- What to produce: Repeat exactly the stretch of lines that starts with the one containing "Read this page and output its text content." and ends with the last line of the material. Leave out pictures.

--- START OF Input data ---

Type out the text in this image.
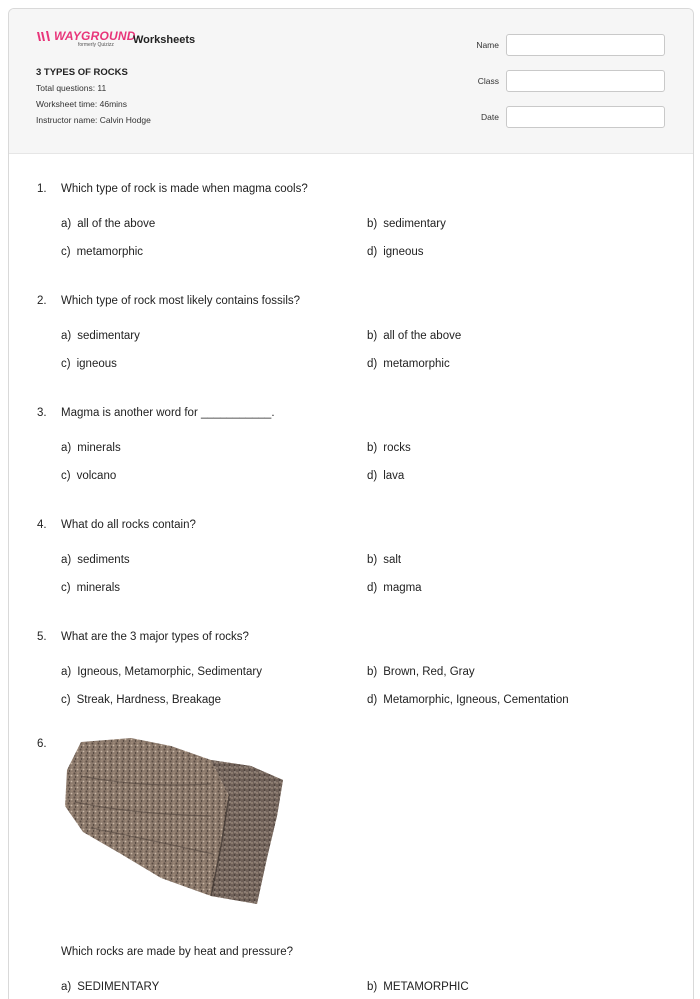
WAYGROUND
formerly Quizizz	Worksheets
3 TYPES OF ROCKS
Total questions: 11
Worksheet time: 46mins
Instructor name: Calvin Hodge
Name
Class
Date
1. Which type of rock is made when magma cools?
a) all of the above	b) sedimentary
c) metamorphic	d) igneous
2. Which type of rock most likely contains fossils?
a) sedimentary	b) all of the above
c) igneous	d) metamorphic
3. Magma is another word for ___________.
a) minerals	b) rocks
c) volcano	d) lava
4. What do all rocks contain?
a) sediments	b) salt
c) minerals	d) magma
5. What are the 3 major types of rocks?
a) Igneous, Metamorphic, Sedimentary	b) Brown, Red, Gray
c) Streak, Hardness, Breakage	d) Metamorphic, Igneous, Cementation
6.
Which rocks are made by heat and pressure?
a) SEDIMENTARY	b) METAMORPHIC
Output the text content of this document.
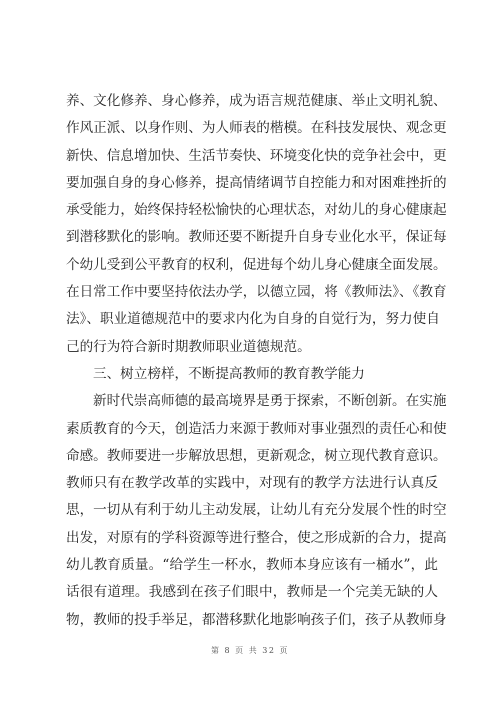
养、文化修养、身心修养，成为语言规范健康、举止文明礼貌、
作风正派、以身作则、为人师表的楷模。在科技发展快、观念更
新快、信息增加快、生活节奏快、环境变化快的竞争社会中，更
要加强自身的身心修养，提高情绪调节自控能力和对困难挫折的
承受能力，始终保持轻松愉快的心理状态，对幼儿的身心健康起
到潜移默化的影响。教师还要不断提升自身专业化水平，保证每
个幼儿受到公平教育的权利，促进每个幼儿身心健康全面发展。
在日常工作中要坚持依法办学，以德立园，将《教师法》、《教育
法》、职业道德规范中的要求内化为自身的自觉行为，努力使自
己的行为符合新时期教师职业道德规范。
三、树立榜样，不断提高教师的教育教学能力
新时代崇高师德的最高境界是勇于探索，不断创新。在实施
素质教育的今天，创造活力来源于教师对事业强烈的责任心和使
命感。教师要进一步解放思想，更新观念，树立现代教育意识。
教师只有在教学改革的实践中，对现有的教学方法进行认真反
思，一切从有利于幼儿主动发展，让幼儿有充分发展个性的时空
出发，对原有的学科资源等进行整合，使之形成新的合力，提高
幼儿教育质量。“给学生一杯水，教师本身应该有一桶水”，此
话很有道理。我感到在孩子们眼中，教师是一个完美无缺的人
物，教师的投手举足，都潜移默化地影响孩子们，孩子从教师身
第 8 页 共 32 页
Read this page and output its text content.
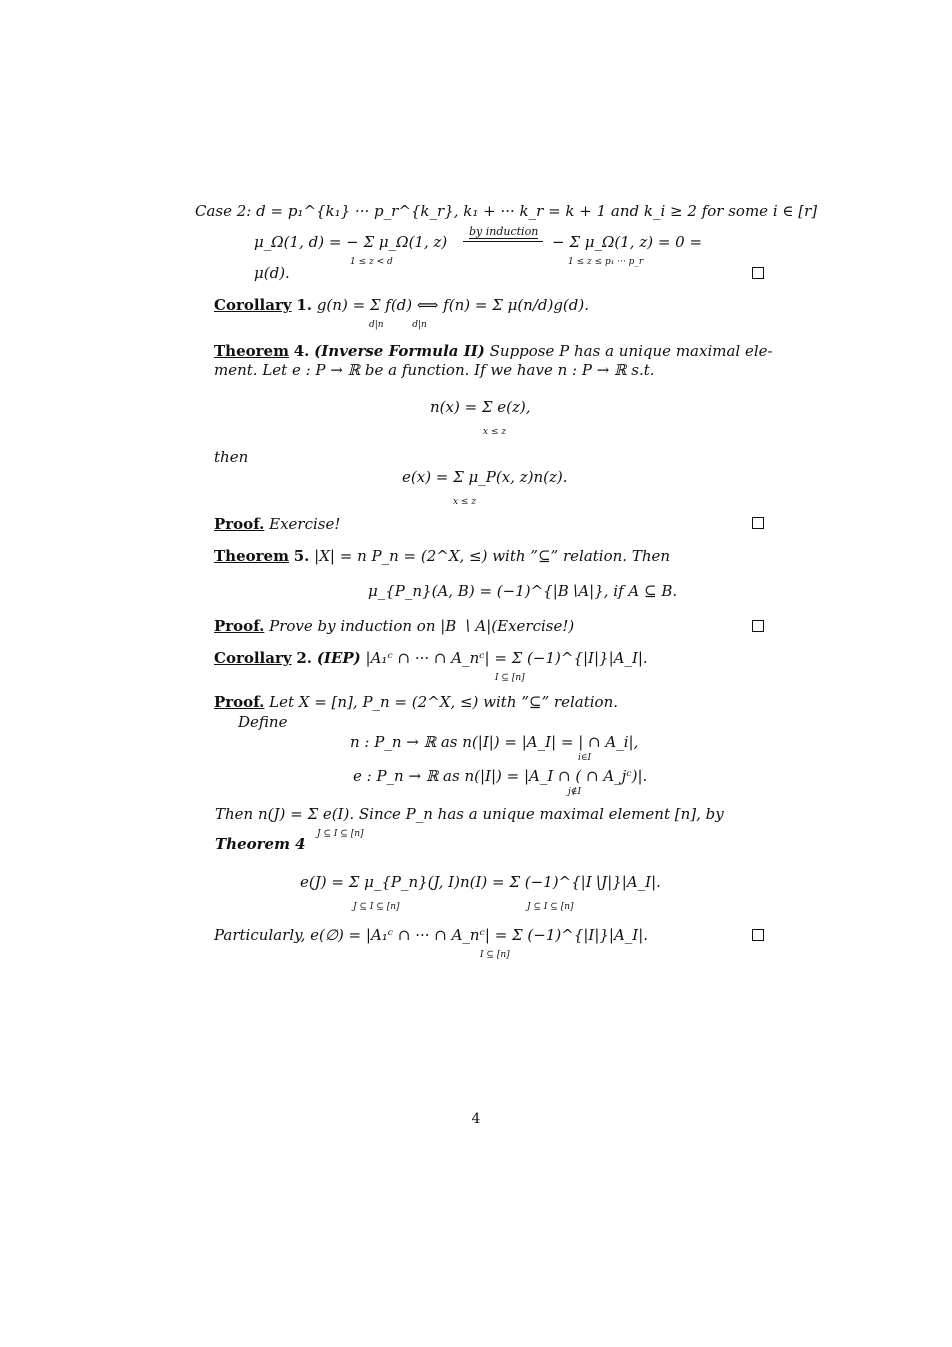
Case 2: d = p₁^{k₁} ··· p_r^{k_r}, k₁ + ··· k_r = k + 1 and k_i ≥ 2 for some i ∈ [r]
μ_Ω(1, d) = − Σ μ_Ω(1, z)
1 ≤ z < d
by induction
− Σ μ_Ω(1, z) = 0 =
1 ≤ z ≤ p₁ ··· p_r
μ(d).
Corollary 1. g(n) = Σ f(d) ⟺ f(n) = Σ μ(n/d)g(d).
d|n          d|n
Theorem 4. (Inverse Formula II) Suppose P has a unique maximal ele-
ment. Let e : P → ℝ be a function. If we have n : P → ℝ s.t.
n(x) = Σ e(z),
x ≤ z
then
e(x) = Σ μ_P(x, z)n(z).
x ≤ z
Proof. Exercise!
Theorem 5. |X| = n P_n = (2^X, ≤) with ”⊆” relation. Then
μ_{P_n}(A, B) = (−1)^{|B∖A|}, if A ⊆ B.
Proof. Prove by induction on |B ∖ A|(Exercise!)
Corollary 2. (IEP) |A₁ᶜ ∩ ··· ∩ A_nᶜ| = Σ (−1)^{|I|}|A_I|.
I ⊆ [n]
Proof. Let X = [n], P_n = (2^X, ≤) with ”⊆” relation.
Define
n : P_n → ℝ as n(|I|) = |A_I| = | ∩ A_i|,
i∈I
e : P_n → ℝ as n(|I|) = |A_I ∩ ( ∩ A_jᶜ)|.
j∉I
Then n(J) = Σ e(I). Since P_n has a unique maximal element [n], by
J ⊆ I ⊆ [n]
Theorem 4
e(J) = Σ μ_{P_n}(J, I)n(I) = Σ (−1)^{|I∖J|}|A_I|.
J ⊆ I ⊆ [n]	J ⊆ I ⊆ [n]
Particularly, e(∅) = |A₁ᶜ ∩ ··· ∩ A_nᶜ| = Σ (−1)^{|I|}|A_I|.
I ⊆ [n]
4
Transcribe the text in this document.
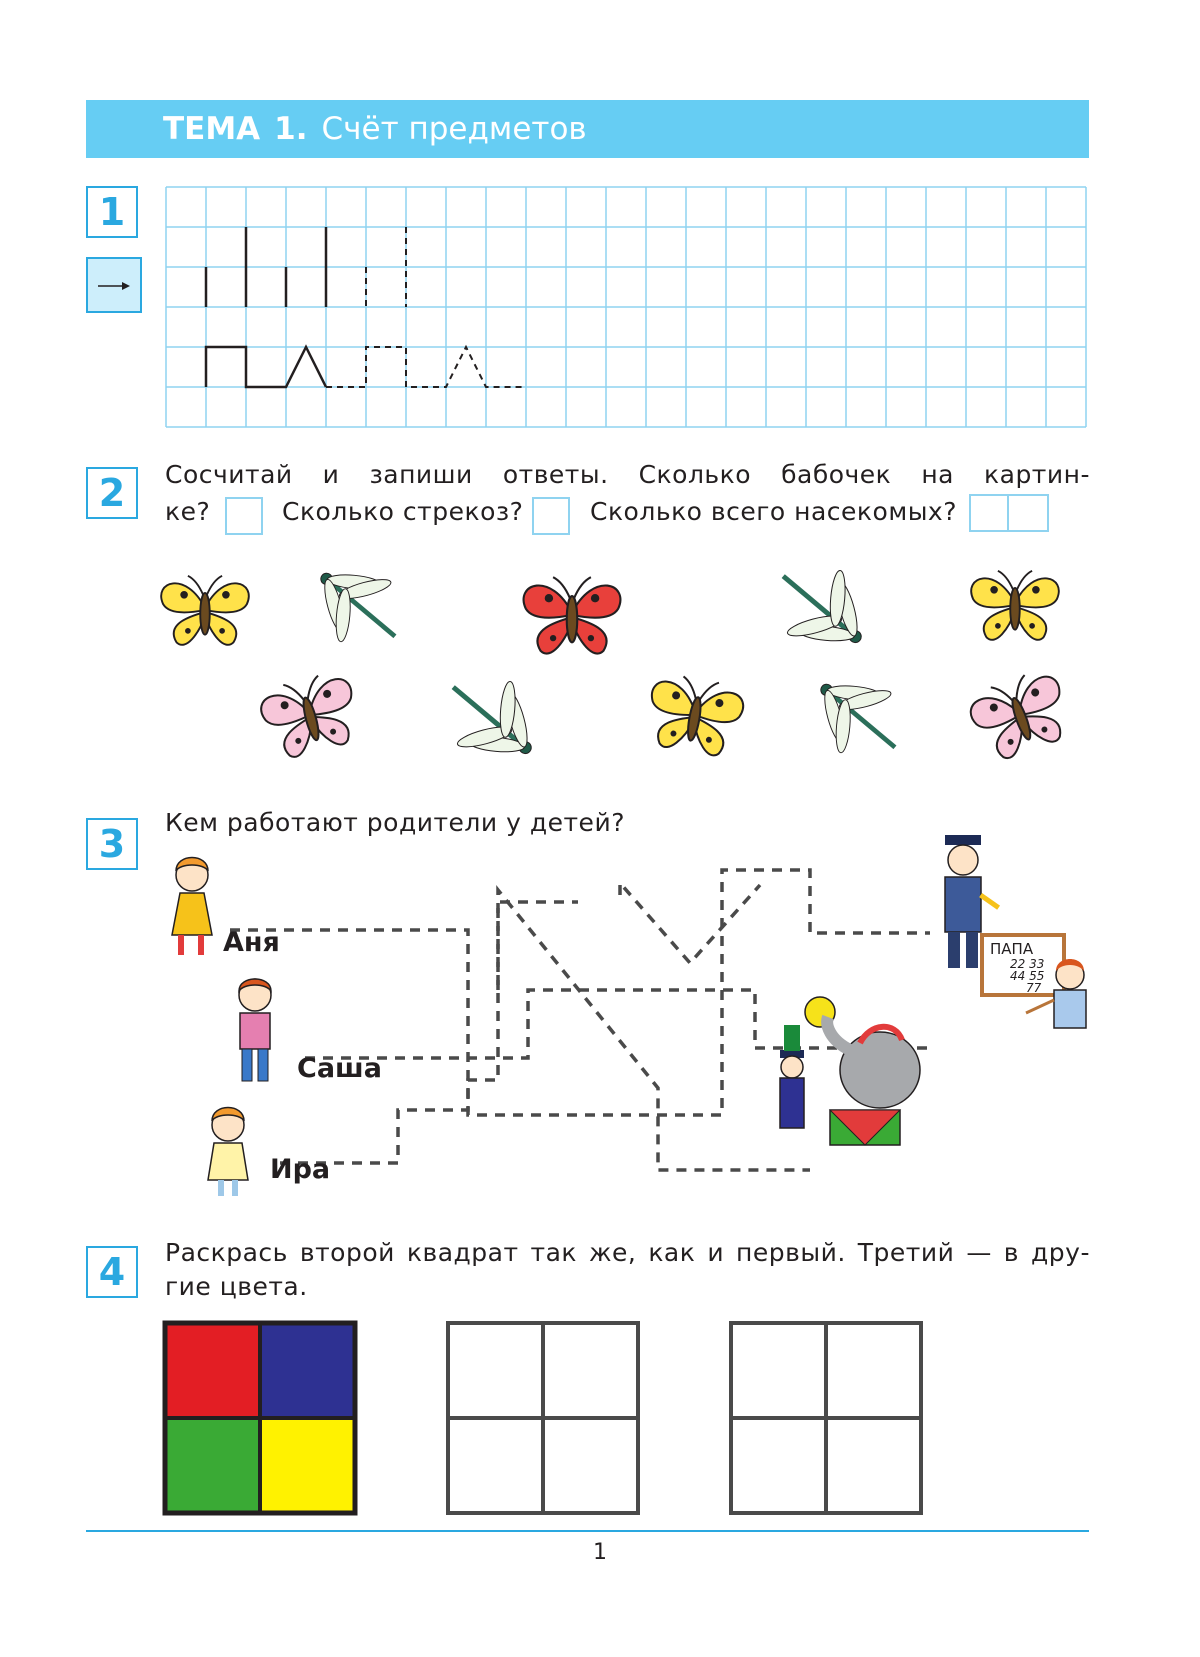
ТЕМА 1. Счёт предметов
1
2	Сосчитай и запиши ответы. Сколько бабочек на картин-
ке?	Сколько стрекоз?	Сколько всего насекомых?
3	Кем работают родители у детей?
ПАПА
22 33
44 55
77
Аня
Саша
Ира
4	Раскрась второй квадрат так же, как и первый. Третий — в дру-
гие цвета.
1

--- END OF Input data ---

- Solution to the exercise:
Read this page and output its text content.
Case 2: d = p₁^{k₁} ··· p_r^{k_r}, k₁ + ··· k_r = k + 1 and k_i ≥ 2 for some i ∈ [r]
μ_Ω(1, d) = − Σ μ_Ω(1, z)
1 ≤ z < d
by induction
− Σ μ_Ω(1, z) = 0 =
1 ≤ z ≤ p₁ ··· p_r
μ(d).
Corollary 1. g(n) = Σ f(d) ⟺ f(n) = Σ μ(n/d)g(d).
d|n          d|n
Theorem 4. (Inverse Formula II) Suppose P has a unique maximal ele-
ment. Let e : P → ℝ be a function. If we have n : P → ℝ s.t.
n(x) = Σ e(z),
x ≤ z
then
e(x) = Σ μ_P(x, z)n(z).
x ≤ z
Proof. Exercise!
Theorem 5. |X| = n P_n = (2^X, ≤) with ”⊆” relation. Then
μ_{P_n}(A, B) = (−1)^{|B∖A|}, if A ⊆ B.
Proof. Prove by induction on |B ∖ A|(Exercise!)
Corollary 2. (IEP) |A₁ᶜ ∩ ··· ∩ A_nᶜ| = Σ (−1)^{|I|}|A_I|.
I ⊆ [n]
Proof. Let X = [n], P_n = (2^X, ≤) with ”⊆” relation.
Define
n : P_n → ℝ as n(|I|) = |A_I| = | ∩ A_i|,
i∈I
e : P_n → ℝ as n(|I|) = |A_I ∩ ( ∩ A_jᶜ)|.
j∉I
Then n(J) = Σ e(I). Since P_n has a unique maximal element [n], by
J ⊆ I ⊆ [n]
Theorem 4
e(J) = Σ μ_{P_n}(J, I)n(I) = Σ (−1)^{|I∖J|}|A_I|.
J ⊆ I ⊆ [n]	J ⊆ I ⊆ [n]
Particularly, e(∅) = |A₁ᶜ ∩ ··· ∩ A_nᶜ| = Σ (−1)^{|I|}|A_I|.
I ⊆ [n]
4
Transcribe the text in this document.
ТЕМА 1. Счёт предметов
1
2	Сосчитай и запиши ответы. Сколько бабочек на картин-
ке?	Сколько стрекоз?	Сколько всего насекомых?
3	Кем работают родители у детей?
ПАПА
22 33
44 55
77
Аня
Саша
Ира
4	Раскрась второй квадрат так же, как и первый. Третий — в дру-
гие цвета.
1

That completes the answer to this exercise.